● **Material**
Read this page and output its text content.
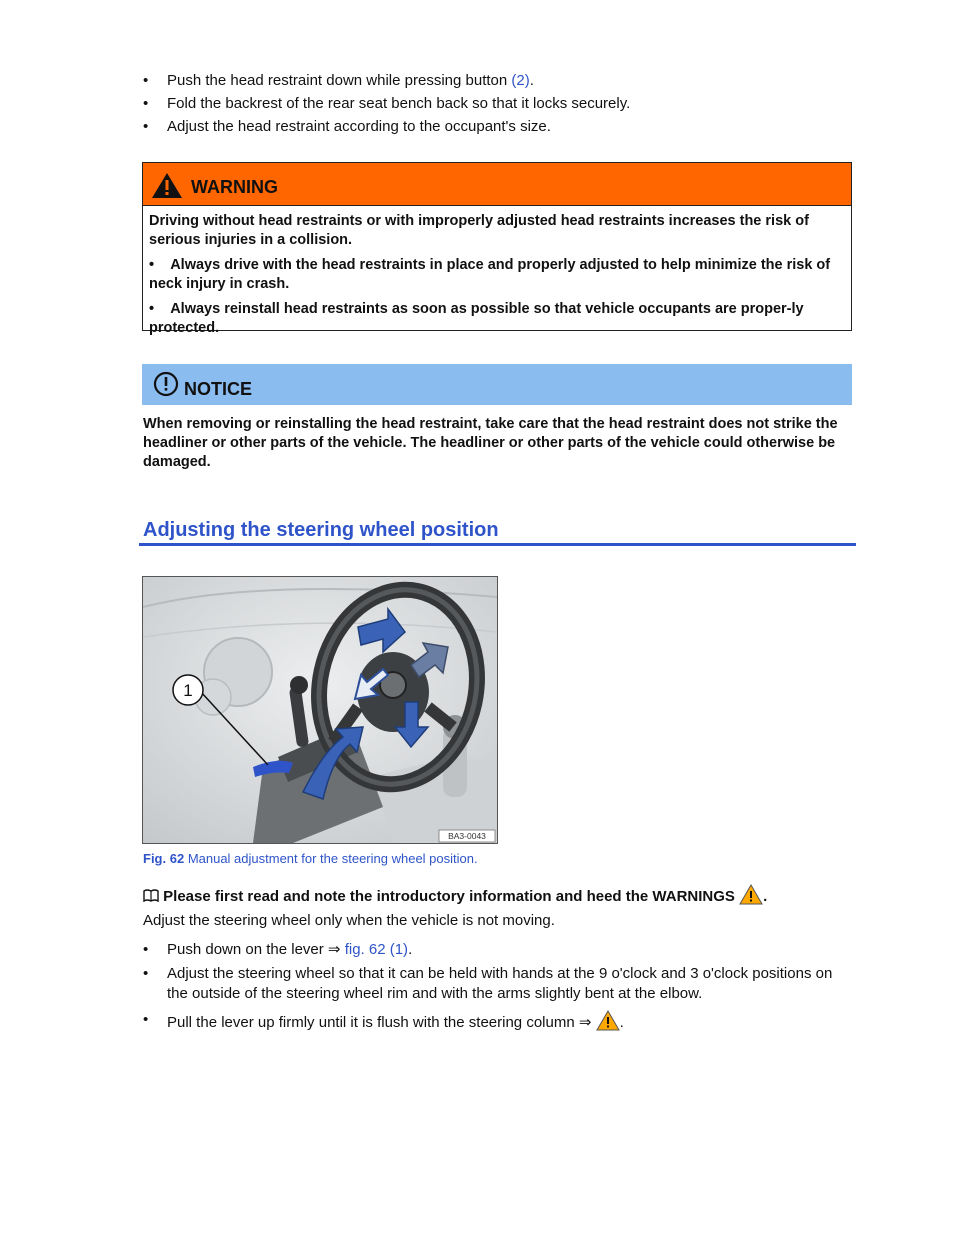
• Push the head restraint down while pressing button (2).
• Fold the backrest of the rear seat bench back so that it locks securely.
• Adjust the head restraint according to the occupant's size.
WARNING

Driving without head restraints or with improperly adjusted head restraints increases the risk of serious injuries in a collision.

• Always drive with the head restraints in place and properly adjusted to help minimize the risk of neck injury in crash.

• Always reinstall head restraints as soon as possible so that vehicle occupants are proper-ly protected.

NOTICE
When removing or reinstalling the head restraint, take care that the head restraint does not strike the headliner or other parts of the vehicle. The headliner or other parts of the vehicle could otherwise be damaged.
Adjusting the steering wheel position
1
BA3-0043
Fig. 62 Manual adjustment for the steering wheel position.
Please first read and note the introductory information and heed the WARNINGS .
Adjust the steering wheel only when the vehicle is not moving.
• Push down on the lever ⇒ fig. 62 (1).
• Adjust the steering wheel so that it can be held with hands at the 9 o'clock and 3 o'clock positions on the outside of the steering wheel rim and with the arms slightly bent at the elbow.
• Pull the lever up firmly until it is flush with the steering column ⇒ .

● **Work to complete**
Reproduce the data word for word, excluding its pictures.

● **Solution for this problem**
Read this page and output its text content.
• Push the head restraint down while pressing button (2).
• Fold the backrest of the rear seat bench back so that it locks securely.
• Adjust the head restraint according to the occupant's size.
WARNING

Driving without head restraints or with improperly adjusted head restraints increases the risk of serious injuries in a collision.

• Always drive with the head restraints in place and properly adjusted to help minimize the risk of neck injury in crash.

• Always reinstall head restraints as soon as possible so that vehicle occupants are proper-ly protected.

NOTICE
When removing or reinstalling the head restraint, take care that the head restraint does not strike the headliner or other parts of the vehicle. The headliner or other parts of the vehicle could otherwise be damaged.
Adjusting the steering wheel position
1
BA3-0043
Fig. 62 Manual adjustment for the steering wheel position.
Please first read and note the introductory information and heed the WARNINGS .
Adjust the steering wheel only when the vehicle is not moving.
• Push down on the lever ⇒ fig. 62 (1).
• Adjust the steering wheel so that it can be held with hands at the 9 o'clock and 3 o'clock positions on the outside of the steering wheel rim and with the arms slightly bent at the elbow.
• Pull the lever up firmly until it is flush with the steering column ⇒ .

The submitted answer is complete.